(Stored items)
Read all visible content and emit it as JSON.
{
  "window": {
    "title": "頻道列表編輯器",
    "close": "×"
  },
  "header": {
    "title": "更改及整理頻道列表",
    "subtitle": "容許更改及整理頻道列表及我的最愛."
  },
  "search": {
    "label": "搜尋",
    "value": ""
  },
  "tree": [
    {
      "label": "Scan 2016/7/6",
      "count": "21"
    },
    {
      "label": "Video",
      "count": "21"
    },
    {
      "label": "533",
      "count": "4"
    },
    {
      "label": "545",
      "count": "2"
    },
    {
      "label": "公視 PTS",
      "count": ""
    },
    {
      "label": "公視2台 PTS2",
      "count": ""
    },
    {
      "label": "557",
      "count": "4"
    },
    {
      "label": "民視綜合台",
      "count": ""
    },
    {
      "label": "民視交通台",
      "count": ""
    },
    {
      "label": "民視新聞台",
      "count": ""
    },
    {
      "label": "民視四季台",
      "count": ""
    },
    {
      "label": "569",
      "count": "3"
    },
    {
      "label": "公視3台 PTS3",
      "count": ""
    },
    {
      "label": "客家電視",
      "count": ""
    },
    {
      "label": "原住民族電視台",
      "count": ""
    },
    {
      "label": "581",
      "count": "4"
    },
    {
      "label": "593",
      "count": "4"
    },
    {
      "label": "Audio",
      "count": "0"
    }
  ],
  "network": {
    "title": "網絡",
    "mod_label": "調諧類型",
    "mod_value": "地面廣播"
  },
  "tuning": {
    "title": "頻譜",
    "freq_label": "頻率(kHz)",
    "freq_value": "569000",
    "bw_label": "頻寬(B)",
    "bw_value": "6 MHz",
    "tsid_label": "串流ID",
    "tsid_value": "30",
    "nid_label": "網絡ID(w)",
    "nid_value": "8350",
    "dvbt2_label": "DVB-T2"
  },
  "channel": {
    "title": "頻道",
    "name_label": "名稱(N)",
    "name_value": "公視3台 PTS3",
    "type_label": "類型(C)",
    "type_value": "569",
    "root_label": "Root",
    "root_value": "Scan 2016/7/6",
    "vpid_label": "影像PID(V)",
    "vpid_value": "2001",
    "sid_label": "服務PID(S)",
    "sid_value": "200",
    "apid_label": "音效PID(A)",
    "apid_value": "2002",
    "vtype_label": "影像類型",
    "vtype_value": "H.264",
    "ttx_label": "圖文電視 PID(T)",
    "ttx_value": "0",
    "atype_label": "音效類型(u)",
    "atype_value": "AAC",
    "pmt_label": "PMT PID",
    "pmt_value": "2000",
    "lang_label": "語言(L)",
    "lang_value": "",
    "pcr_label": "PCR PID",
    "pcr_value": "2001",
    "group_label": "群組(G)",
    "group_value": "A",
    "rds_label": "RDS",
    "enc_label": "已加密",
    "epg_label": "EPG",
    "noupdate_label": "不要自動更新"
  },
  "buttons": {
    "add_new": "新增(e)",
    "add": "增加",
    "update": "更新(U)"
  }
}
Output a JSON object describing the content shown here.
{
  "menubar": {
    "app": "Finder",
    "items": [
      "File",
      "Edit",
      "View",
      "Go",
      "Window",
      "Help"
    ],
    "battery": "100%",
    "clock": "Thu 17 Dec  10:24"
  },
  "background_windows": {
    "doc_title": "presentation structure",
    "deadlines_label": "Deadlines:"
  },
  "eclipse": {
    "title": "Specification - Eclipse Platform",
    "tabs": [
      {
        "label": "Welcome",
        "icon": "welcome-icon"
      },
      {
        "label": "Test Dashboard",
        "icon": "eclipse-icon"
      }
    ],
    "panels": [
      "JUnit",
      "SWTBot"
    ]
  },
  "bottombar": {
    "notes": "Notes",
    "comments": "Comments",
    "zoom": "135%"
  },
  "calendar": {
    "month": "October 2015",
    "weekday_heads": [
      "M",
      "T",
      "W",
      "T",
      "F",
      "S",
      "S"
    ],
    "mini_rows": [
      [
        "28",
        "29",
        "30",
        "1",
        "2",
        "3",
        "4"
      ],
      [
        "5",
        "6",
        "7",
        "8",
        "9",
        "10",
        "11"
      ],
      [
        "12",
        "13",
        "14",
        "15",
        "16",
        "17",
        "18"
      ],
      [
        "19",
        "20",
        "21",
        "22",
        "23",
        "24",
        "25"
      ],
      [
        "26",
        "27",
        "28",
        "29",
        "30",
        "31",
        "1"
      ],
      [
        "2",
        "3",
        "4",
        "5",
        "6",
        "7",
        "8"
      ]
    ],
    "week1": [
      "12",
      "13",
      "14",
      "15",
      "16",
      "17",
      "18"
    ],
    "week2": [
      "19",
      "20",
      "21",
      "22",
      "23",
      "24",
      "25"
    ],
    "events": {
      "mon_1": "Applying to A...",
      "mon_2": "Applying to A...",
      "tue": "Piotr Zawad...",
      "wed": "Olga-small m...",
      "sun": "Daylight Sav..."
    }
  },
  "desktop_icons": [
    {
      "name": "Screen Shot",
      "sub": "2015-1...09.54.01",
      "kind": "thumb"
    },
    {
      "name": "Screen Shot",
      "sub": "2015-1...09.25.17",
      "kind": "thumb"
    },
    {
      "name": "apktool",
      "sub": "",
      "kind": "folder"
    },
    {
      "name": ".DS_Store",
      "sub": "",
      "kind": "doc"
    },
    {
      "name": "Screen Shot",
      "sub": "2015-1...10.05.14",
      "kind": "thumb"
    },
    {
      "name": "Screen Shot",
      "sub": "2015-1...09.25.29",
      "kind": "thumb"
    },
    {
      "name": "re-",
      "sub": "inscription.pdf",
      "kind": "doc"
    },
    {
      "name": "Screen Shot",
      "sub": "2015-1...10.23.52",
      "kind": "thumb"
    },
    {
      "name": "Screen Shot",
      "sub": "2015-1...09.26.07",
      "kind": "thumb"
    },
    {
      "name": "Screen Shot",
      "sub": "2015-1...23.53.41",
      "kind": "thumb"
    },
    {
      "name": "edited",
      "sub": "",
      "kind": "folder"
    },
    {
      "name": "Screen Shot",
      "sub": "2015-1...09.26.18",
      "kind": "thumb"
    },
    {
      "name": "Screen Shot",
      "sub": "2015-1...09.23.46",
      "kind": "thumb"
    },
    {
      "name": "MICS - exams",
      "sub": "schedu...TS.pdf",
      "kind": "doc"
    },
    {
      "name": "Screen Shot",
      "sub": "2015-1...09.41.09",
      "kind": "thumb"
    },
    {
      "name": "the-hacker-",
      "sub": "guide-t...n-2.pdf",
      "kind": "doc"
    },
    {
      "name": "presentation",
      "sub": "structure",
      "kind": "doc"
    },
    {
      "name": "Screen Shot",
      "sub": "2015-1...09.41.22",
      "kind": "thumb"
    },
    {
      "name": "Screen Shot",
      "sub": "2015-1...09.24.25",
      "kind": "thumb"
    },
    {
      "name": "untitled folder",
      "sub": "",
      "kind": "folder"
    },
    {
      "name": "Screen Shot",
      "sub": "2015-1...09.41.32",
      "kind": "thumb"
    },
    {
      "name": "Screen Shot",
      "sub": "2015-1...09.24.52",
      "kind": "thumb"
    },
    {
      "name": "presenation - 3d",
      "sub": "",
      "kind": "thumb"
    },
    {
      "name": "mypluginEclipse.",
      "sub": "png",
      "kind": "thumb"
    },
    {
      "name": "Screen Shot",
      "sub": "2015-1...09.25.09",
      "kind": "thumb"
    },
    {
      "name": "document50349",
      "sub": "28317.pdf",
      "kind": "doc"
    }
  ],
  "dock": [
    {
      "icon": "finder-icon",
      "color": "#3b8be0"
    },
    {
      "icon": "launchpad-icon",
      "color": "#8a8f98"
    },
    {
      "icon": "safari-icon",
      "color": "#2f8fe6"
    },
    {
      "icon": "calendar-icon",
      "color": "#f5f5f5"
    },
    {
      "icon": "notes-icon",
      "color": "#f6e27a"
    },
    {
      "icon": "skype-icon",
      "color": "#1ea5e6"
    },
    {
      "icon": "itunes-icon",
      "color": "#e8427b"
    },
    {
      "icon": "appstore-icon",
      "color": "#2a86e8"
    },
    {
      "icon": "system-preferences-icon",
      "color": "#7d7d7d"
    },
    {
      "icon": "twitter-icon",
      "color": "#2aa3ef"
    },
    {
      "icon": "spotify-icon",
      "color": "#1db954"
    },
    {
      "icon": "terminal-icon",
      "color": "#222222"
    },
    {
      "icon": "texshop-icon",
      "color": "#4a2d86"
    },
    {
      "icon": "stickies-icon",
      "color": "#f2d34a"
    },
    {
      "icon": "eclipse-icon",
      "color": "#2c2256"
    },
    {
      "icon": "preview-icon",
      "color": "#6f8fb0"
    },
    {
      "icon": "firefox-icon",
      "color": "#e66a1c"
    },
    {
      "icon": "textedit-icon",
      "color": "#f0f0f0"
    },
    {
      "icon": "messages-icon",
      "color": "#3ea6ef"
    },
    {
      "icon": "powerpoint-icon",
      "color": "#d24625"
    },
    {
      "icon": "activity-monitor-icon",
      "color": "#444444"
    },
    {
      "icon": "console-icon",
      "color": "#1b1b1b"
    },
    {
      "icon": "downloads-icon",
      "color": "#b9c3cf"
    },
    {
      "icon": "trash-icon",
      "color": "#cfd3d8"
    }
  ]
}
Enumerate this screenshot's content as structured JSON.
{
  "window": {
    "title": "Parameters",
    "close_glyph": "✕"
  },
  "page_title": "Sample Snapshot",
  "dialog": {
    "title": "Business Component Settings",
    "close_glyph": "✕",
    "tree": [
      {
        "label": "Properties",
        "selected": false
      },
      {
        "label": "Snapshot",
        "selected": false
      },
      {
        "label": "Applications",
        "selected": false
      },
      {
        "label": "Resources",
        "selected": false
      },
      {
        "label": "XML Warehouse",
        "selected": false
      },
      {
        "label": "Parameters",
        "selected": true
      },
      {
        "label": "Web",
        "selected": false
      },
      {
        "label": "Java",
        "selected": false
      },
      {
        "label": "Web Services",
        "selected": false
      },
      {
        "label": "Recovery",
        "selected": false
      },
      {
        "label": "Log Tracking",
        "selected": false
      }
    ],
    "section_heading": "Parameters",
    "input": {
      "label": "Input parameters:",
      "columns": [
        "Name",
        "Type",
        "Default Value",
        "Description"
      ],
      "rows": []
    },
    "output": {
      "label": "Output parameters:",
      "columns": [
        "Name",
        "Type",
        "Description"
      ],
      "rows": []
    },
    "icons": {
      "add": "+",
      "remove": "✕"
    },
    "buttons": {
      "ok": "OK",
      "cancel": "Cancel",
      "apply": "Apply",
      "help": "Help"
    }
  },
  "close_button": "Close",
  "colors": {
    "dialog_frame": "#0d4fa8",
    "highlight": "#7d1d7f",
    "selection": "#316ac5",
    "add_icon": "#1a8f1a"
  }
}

Your instructions: Reply with the number of lines in the data that include the string "Scan" and nothing else.

The completed task: 2